The circuit 304 is shown receiving a signal F_0 and a signal F. The signal F_0 may be implemented as a start up frequency. In one example, the signal F_0 may be 63 MHZ, which may be an initial oscillation frequency to start the PLL. The particular frequency of the signal F_0 may be varied to meet the design criteria of a particular implementation by adjusting to compensate for the read or write speed being used on a particular system. The block 302 counts the frequency of the signal PLL_CLOCK and generates the signal F. The signal F_0 is normally the approximate expected frequency of the signal PLL_CLOCK. The block 304 checks that the frequency of the signal F is close to the frequency of the signal F_0. Such comparison may be implemented as: |F−F_—0|<1 MHZ. In such an example the output of the circuit 300 would indicate a lock if the difference between the signal F and the F_0 is less than 1 MHZ.

Referring to FIG. 5, a diagram of the circuit 304 is shown illustrating an implementation of the present invention. The circuit 350 generally comprises a block (or circuit) 352, the block (or circuit) 200, the block (or circuit) 300, the gate 306, a block (or circuit) 360, and a block (or circuit) 362. The circuit 362 may be implemented as a phase lock loop lock indicator circuit. The circuit 362 may include an oscillator 364. The oscillator may be implemented as a voltage controlled oscillator (VCO), a numerically controlled oscillator, or other oscillator to meet the design criteria of a particular implementation. The circuit 200 may receive a phase component of a signal (e.g., IN) generated by the oscillator 364. The circuit 200 may generate a control signal (e.g., CTR1). The circuit 300 may receive a frequency component (e.g., PLL_CLOCK) of the signal IN generated by the oscillator 364. The circuit 300 may generate a control signal (e.g., CTR2).

The circuit 360 may be implemented as a control circuit. In one example, the block 360 may be implemented as a software block. The block 360 may be used to store appropriate code for executing the steps of FIG. 1. In another example, the block 360 may be implemented as a control logic circuit having a number of gates configured to implement the steps of FIG. 1. The circuit 362 may be implemented as a phase lock loop circuit. The oscillator 352 generates the signal PHASE_ERROR presented to the circuit 200 and the signal PLL_CLOCK presented to the circuit 356. The circuit 200 normally checks for a phase lock. The circuit 300 normally checks for a frequency lock. If both a phase lock and a frequency lock are present, the circuit 306 generates the signal COMP.

The various signals of the present invention are generally “on” (e.g., a digital HIGH, or 1) or “off” (e.g., a digital LOW, or 0). However, the particular polarities of the on (e.g., asserted) and off (e.g., de-asserted) states of the signals may be adjusted (e.g., reversed) to meet the design criteria of a particular implementation. Additionally, inverters may be added to change a particular polarity of the signals.

The function performed by the flow diagram of FIG. 1 may be implemented using a conventional general purpose digital computer programmed according to the teachings of the present specification, as will be apparent to those skilled in the relevant art(s). Appropriate software coding can readily be prepared by skilled programmers based on the teachings of the present disclosure, as will also be apparent to those skilled in the relevant art(s).

The present invention may also be implemented by the preparation of ASICs, FPGAs, or by interconnecting an appropriate network of conventional component circuits, as is described herein, modifications of which will be readily apparent to those skilled in the art(s).

════════════════

== EXERCISES ==
a. Summarize the passage on phase lock loop lock detection in two sentences.
b. Continue the passage on phase lock loop lock detection from the point where it stops.
The lines on this page have no connection to the passage on phase lock loop lock detection.

════════════════

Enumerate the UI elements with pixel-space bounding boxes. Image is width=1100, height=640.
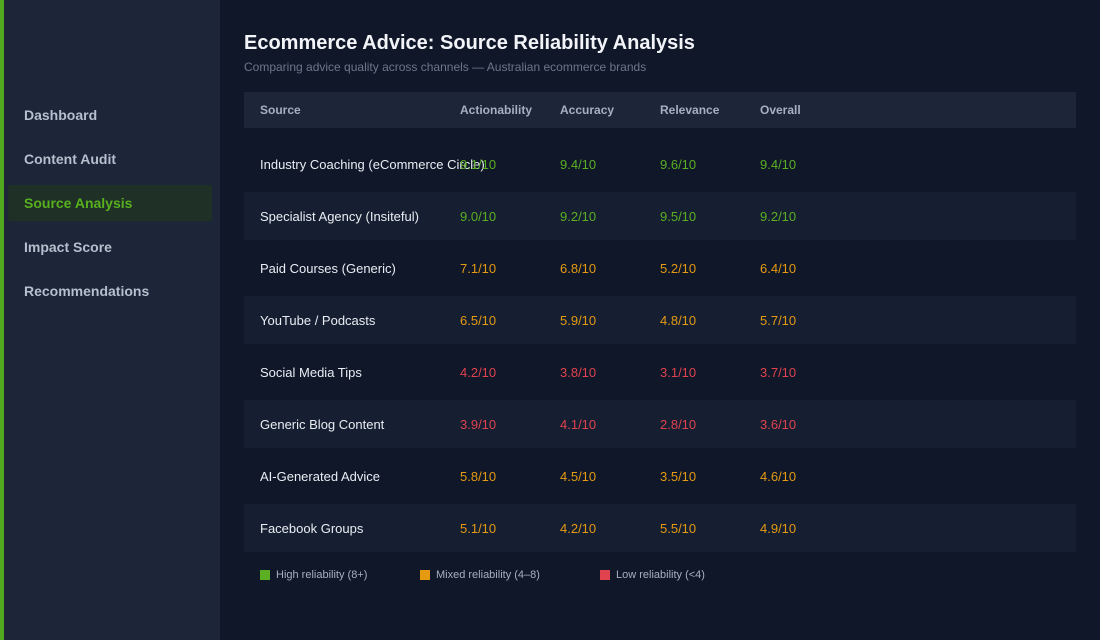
source-cell: YouTube / Podcasts	[260, 312, 376, 328]
sidebar-item-content-audit[interactable]: Content Audit	[24, 151, 117, 167]
relevance-cell: 3.5/10	[660, 468, 697, 484]
sidebar-item-dashboard[interactable]: Dashboard	[24, 107, 98, 123]
mixed-reliability-swatch	[420, 570, 430, 580]
relevance-cell: 5.5/10	[660, 520, 697, 536]
legend-label: High reliability (8+)	[276, 569, 368, 581]
actionability-cell: 9.0/10	[460, 208, 497, 224]
actionability-cell: 9.1/10	[460, 156, 497, 172]
actionability-cell: 6.5/10	[460, 312, 497, 328]
source-cell: Specialist Agency (Insiteful)	[260, 208, 419, 224]
overall-cell: 4.6/10	[760, 468, 797, 484]
table-body: Industry Coaching (eCommerce Circle) 9.1…	[244, 140, 1076, 552]
accent-bar	[0, 0, 4, 640]
table-row: Generic Blog Content 3.9/10 4.1/10 2.8/1…	[244, 400, 1076, 448]
legend-label: Low reliability (<4)	[616, 569, 705, 581]
table-row: Industry Coaching (eCommerce Circle) 9.1…	[244, 140, 1076, 188]
source-cell: Facebook Groups	[260, 520, 364, 536]
accuracy-cell: 4.1/10	[560, 416, 597, 432]
accuracy-cell: 5.9/10	[560, 312, 597, 328]
column-header-overall: Overall	[760, 103, 801, 117]
overall-cell: 4.9/10	[760, 520, 797, 536]
table-row: Social Media Tips 4.2/10 3.8/10 3.1/10 3…	[244, 348, 1076, 396]
table-header: Source Actionability Accuracy Relevance …	[244, 92, 1076, 128]
column-header-actionability: Actionability	[460, 103, 533, 117]
table-row: Specialist Agency (Insiteful) 9.0/10 9.2…	[244, 192, 1076, 240]
source-cell: AI-Generated Advice	[260, 468, 380, 484]
legend-item-low: Low reliability (<4)	[600, 569, 705, 581]
overall-cell: 9.4/10	[760, 156, 797, 172]
accuracy-cell: 4.2/10	[560, 520, 597, 536]
source-cell: Paid Courses (Generic)	[260, 260, 396, 276]
accuracy-cell: 9.2/10	[560, 208, 597, 224]
overall-cell: 3.7/10	[760, 364, 797, 380]
legend-label: Mixed reliability (4–8)	[436, 569, 540, 581]
legend-item-mixed: Mixed reliability (4–8)	[420, 569, 600, 581]
overall-cell: 9.2/10	[760, 208, 797, 224]
column-header-relevance: Relevance	[660, 103, 720, 117]
source-cell: Generic Blog Content	[260, 416, 385, 432]
page-subtitle: Comparing advice quality across channels…	[244, 60, 647, 74]
accuracy-cell: 3.8/10	[560, 364, 597, 380]
table-row: Facebook Groups 5.1/10 4.2/10 5.5/10 4.9…	[244, 504, 1076, 552]
actionability-cell: 5.8/10	[460, 468, 497, 484]
legend: High reliability (8+) Mixed reliability …	[260, 569, 705, 581]
table-row: YouTube / Podcasts 6.5/10 5.9/10 4.8/10 …	[244, 296, 1076, 344]
sidebar-item-source-analysis[interactable]: Source Analysis	[8, 185, 212, 221]
relevance-cell: 9.6/10	[660, 156, 697, 172]
column-header-accuracy: Accuracy	[560, 103, 615, 117]
high-reliability-swatch	[260, 570, 270, 580]
relevance-cell: 9.5/10	[660, 208, 697, 224]
accuracy-cell: 9.4/10	[560, 156, 597, 172]
accuracy-cell: 6.8/10	[560, 260, 597, 276]
relevance-cell: 3.1/10	[660, 364, 697, 380]
relevance-cell: 2.8/10	[660, 416, 697, 432]
reliability-table: Source Actionability Accuracy Relevance …	[244, 92, 1076, 556]
sidebar-item-recommendations[interactable]: Recommendations	[24, 283, 150, 299]
sidebar-item-impact-score[interactable]: Impact Score	[24, 239, 112, 255]
source-cell: Social Media Tips	[260, 364, 362, 380]
accuracy-cell: 4.5/10	[560, 468, 597, 484]
actionability-cell: 5.1/10	[460, 520, 497, 536]
table-row: Paid Courses (Generic) 7.1/10 6.8/10 5.2…	[244, 244, 1076, 292]
sidebar-nav: Dashboard Content Audit Source Analysis …	[8, 97, 212, 317]
page-title: Ecommerce Advice: Source Reliability Ana…	[244, 32, 695, 54]
relevance-cell: 5.2/10	[660, 260, 697, 276]
sidebar: Dashboard Content Audit Source Analysis …	[4, 0, 220, 640]
table-row: AI-Generated Advice 5.8/10 4.5/10 3.5/10…	[244, 452, 1076, 500]
overall-cell: 6.4/10	[760, 260, 797, 276]
legend-item-high: High reliability (8+)	[260, 569, 420, 581]
actionability-cell: 7.1/10	[460, 260, 497, 276]
column-header-source: Source	[260, 103, 301, 117]
actionability-cell: 4.2/10	[460, 364, 497, 380]
overall-cell: 3.6/10	[760, 416, 797, 432]
low-reliability-swatch	[600, 570, 610, 580]
actionability-cell: 3.9/10	[460, 416, 497, 432]
relevance-cell: 4.8/10	[660, 312, 697, 328]
overall-cell: 5.7/10	[760, 312, 797, 328]
source-cell: Industry Coaching (eCommerce Circle)	[260, 156, 485, 172]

════════════════

== EXERCISE RESULTS ==
a. Circuit 300 checks for a frequency lock by comparing a signal F, counted from PLL_CLOCK, against a start-up frequency F_0, and it indicates a lock when the two differ by less than 1 MHz. Circuit 200 checks for a phase lock, and gate 306 generates the signal COMP when both locks are present; the invention may be built with a programmed general purpose computer, ASICs, FPGAs, or a network of conventional component circuits.

b.
The present invention thus may also include a computer product which may be a storage medium including instructions which can be used to program a computer to perform a process in accordance with the present invention. The storage medium can include, but is not limited to, any type of disk including floppy disk, optical disk, CD-ROM, magneto-optical disks, ROMS, RAMs, EPROMS, EEPROMs, Flash memory, magnetic or optical cards, or any type of media suitable for storing electronic instructions.

While the invention has been particularly shown and described with reference to the preferred embodiments thereof, it will be understood by those skilled in the art that various changes in form and details may be made without departing from the spirit and scope of the invention.

Claims

1. A method for detecting a media type of an optical disc system, comprising the steps of: (A) checking for a first wobble signal associated with a first media type; (B) if step (A) detects said first wobble signal, operating said optical disc system as said first media type; (C) checking for a second wobble signal associated with a second media type; and (D) if step (C) detects said second wobble signal, operating said optical disc system as said second media type.

2. The method according to claim 1, further comprising the step of: if both step (A) and step (C) fail to lock, operating said optical disc system as a third media type.

3. The method according to claim 1, wherein said first media type comprises a DVD+ media type.

4. The method according to claim 1, wherein said second media type comprises a DVD− media type.

5. The method according to claim 2, wherein said third media type comprises a DVD-ROM media type.

6. The method according to claim 2, wherein said third media type comprises an unknown media type.

7. The method according to claim 1, wherein steps (A)-(D) are performed during a spin up process of said optical disc system.

8. The method according to claim 1, wherein said first media type is selected from the group consisting of a DVD+media type, a DVD−media type, a DVD-RAM media type, a CD-R media type and a CD-RW media type.

9. The method according to claim 1, wherein step (A) is implemented by checking whether a phase lock loop circuit is locked to said first wobble signal.

10. The method according to claim 1, wherein step (C) is implemented by checking whether a phase lock loop circuit is locked to said second wobble signal.

11. An apparatus comprising: a first circuit configured to generate a first signal oscillating at a first frequency in response to a first control signal; a lock circuit configured to generate a second control signal in response to said first signal; a frequency circuit configured to generate a third control signal in response to said first signal; and a control block configured to generate (i) said first control signal and (ii) a configuration signal in response to said second and third control signals, wherein said configuration signal indicates a particular media type present in an optical disc system.

12. The apparatus according to claim 10, wherein said lock circuit comprises: a compare generation circuit configured to generate a plurality of compare signals in response to (i) said first signal and (ii) a reference clock signal having a known frequency; and an output circuit configured to generate a lock signal in response to said plurality of compare signals, wherein said lock signal indicates whether said input clock signal is locked with said reference clock signal.

13. The apparatus according to claim 11, wherein said output circuit comprises a hysteresis circuit.

14. The apparatus according to claim 11, wherein said hysteresis circuit filters glitches from said lock signal.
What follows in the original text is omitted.